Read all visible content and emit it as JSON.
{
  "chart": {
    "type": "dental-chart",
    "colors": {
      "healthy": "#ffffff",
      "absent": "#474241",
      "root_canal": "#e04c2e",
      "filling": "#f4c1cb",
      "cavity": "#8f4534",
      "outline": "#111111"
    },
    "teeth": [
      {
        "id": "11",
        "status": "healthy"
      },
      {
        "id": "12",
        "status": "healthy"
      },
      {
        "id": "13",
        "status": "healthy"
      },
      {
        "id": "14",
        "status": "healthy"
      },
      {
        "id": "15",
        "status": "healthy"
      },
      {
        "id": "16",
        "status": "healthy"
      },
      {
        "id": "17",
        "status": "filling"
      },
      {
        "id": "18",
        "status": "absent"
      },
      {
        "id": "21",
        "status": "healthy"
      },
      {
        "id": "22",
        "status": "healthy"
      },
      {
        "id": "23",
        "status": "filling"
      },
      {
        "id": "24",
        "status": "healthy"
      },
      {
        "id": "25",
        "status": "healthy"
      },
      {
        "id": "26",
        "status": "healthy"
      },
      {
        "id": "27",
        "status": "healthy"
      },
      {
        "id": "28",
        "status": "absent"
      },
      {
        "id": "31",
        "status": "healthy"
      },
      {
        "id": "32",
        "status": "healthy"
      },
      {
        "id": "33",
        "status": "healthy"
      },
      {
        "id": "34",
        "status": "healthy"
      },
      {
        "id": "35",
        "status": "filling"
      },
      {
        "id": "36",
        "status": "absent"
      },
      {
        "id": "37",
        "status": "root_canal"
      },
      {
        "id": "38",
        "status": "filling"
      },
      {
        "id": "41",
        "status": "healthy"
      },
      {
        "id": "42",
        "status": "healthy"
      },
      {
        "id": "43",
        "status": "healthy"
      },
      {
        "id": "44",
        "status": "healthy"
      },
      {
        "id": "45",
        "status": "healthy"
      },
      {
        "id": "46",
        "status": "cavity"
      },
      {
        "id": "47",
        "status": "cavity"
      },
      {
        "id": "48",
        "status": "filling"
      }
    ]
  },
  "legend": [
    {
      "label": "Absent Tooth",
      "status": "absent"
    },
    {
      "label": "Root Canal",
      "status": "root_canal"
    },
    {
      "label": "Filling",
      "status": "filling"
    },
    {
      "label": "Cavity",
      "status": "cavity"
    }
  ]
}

***

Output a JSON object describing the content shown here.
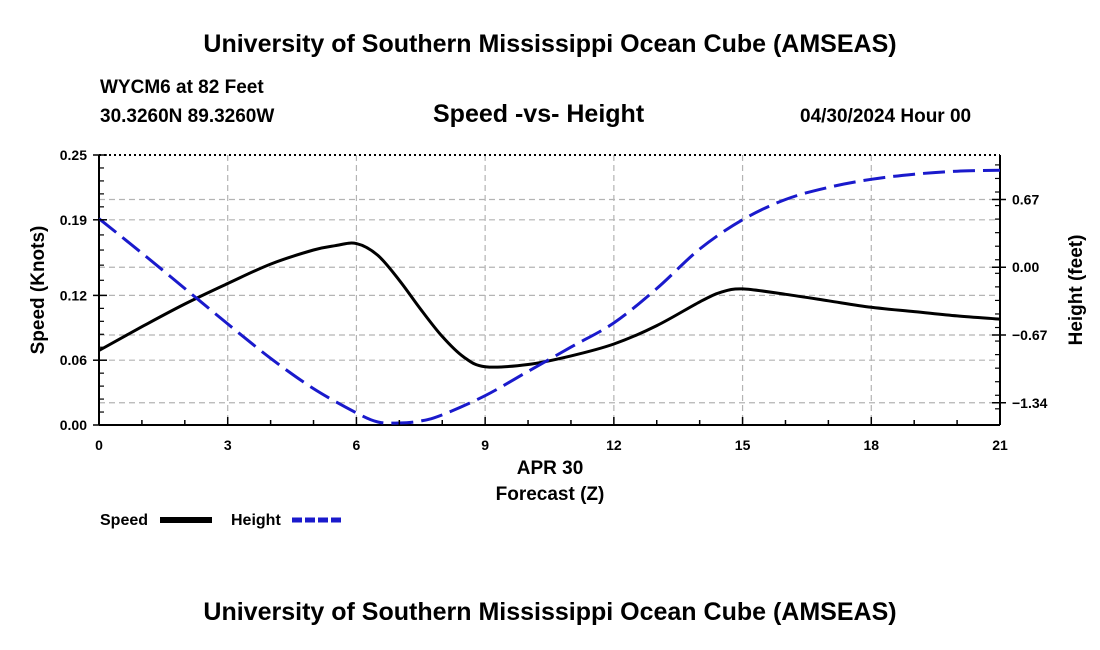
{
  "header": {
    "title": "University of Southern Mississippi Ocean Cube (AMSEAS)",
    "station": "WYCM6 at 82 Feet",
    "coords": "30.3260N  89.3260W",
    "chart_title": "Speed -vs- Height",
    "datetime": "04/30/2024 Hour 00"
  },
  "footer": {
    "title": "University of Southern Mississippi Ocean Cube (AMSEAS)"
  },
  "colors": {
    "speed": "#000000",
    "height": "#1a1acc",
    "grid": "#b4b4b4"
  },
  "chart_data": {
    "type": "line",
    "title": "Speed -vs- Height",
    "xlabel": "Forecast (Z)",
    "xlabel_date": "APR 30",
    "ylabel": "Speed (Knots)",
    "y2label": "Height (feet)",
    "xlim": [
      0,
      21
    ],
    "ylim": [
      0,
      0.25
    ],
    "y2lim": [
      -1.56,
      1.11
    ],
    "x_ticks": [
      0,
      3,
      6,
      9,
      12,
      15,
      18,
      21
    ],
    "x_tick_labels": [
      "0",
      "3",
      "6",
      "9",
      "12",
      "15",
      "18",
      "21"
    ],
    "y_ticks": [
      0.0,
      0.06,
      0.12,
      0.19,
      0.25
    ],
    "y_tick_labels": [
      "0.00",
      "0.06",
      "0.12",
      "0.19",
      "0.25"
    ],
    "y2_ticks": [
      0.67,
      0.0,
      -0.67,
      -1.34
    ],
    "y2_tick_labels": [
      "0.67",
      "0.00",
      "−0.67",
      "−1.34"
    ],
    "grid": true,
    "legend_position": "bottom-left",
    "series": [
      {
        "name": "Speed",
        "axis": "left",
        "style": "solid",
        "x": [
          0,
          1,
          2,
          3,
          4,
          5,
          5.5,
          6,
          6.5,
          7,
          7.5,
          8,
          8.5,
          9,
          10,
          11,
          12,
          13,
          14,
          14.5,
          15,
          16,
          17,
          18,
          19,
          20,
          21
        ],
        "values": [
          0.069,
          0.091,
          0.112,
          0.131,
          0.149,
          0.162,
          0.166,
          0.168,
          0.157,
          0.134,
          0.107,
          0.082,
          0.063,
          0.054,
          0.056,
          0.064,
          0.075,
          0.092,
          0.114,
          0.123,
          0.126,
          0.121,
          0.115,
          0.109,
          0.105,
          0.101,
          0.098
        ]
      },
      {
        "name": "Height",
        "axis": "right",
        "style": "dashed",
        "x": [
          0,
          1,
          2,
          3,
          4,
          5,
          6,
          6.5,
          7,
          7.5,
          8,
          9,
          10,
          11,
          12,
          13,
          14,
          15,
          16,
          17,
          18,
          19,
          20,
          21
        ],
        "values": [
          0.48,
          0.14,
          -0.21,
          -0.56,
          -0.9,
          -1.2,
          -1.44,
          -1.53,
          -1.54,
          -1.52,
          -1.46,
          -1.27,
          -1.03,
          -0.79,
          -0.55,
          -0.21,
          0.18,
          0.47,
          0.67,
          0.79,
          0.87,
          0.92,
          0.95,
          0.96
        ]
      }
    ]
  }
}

***

- _GIVEN EXERCISE_
Which lines above hold the word "University"? Copy each of them.

- _SOLUTION FOR THIS PROBLEM_
    "title": "University of Southern Mississippi Ocean Cube (AMSEAS)",
    "title": "University of Southern Mississippi Ocean Cube (AMSEAS)"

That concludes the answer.